Exercise directions | Count how many lines include "place" and answer with that number only.

Given entries |
◇ ◇ ◇ ◇ ◇
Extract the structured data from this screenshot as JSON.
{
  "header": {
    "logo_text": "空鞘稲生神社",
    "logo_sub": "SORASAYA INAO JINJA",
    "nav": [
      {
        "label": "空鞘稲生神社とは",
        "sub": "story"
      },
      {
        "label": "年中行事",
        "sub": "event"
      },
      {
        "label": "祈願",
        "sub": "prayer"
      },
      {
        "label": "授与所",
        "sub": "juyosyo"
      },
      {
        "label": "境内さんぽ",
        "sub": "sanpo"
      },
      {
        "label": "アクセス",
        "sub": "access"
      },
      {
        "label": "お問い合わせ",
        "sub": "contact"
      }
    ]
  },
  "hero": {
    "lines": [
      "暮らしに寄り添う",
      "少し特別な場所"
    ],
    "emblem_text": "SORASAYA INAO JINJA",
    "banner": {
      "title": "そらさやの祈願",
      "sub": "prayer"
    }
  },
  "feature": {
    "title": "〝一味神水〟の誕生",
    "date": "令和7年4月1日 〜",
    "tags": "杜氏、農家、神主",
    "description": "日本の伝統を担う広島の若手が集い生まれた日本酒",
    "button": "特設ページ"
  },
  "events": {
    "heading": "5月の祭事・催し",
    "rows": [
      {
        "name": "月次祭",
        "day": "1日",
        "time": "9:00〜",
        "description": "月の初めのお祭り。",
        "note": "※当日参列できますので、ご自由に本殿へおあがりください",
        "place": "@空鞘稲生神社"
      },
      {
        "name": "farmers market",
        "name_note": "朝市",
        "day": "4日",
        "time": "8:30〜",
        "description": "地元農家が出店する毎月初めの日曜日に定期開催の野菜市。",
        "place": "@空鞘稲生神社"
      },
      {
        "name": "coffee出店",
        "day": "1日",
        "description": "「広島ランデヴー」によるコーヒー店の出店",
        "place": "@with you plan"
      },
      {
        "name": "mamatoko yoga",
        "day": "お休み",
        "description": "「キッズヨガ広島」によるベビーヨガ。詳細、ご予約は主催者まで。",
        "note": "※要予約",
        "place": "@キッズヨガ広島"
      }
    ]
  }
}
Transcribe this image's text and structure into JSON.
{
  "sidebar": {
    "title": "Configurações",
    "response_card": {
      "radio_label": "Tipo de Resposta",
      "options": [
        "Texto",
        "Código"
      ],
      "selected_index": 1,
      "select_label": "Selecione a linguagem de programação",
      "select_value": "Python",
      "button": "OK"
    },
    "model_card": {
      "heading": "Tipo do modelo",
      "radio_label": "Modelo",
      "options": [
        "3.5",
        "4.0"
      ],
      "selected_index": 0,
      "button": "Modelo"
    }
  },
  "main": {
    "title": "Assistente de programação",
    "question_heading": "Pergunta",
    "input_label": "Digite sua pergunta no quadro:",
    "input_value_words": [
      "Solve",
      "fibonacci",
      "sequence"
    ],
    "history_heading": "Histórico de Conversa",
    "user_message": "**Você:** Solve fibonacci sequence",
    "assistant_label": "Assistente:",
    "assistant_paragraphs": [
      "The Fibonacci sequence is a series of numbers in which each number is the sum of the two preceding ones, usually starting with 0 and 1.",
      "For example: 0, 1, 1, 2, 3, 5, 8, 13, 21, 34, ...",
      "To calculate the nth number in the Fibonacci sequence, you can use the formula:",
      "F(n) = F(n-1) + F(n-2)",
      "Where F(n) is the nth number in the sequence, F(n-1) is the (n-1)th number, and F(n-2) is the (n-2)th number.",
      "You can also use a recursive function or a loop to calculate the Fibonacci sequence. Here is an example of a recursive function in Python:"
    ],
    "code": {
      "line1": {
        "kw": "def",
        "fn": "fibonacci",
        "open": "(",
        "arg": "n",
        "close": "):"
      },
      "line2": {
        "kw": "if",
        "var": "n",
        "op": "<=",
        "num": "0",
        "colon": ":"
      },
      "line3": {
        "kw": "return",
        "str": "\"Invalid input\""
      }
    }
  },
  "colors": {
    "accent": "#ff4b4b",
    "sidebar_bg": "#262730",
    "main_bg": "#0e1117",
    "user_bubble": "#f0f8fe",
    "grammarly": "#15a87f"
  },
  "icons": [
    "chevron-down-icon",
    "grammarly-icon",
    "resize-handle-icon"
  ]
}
◇ ◇ ◇ ◇ ◇
Exercise solution | 4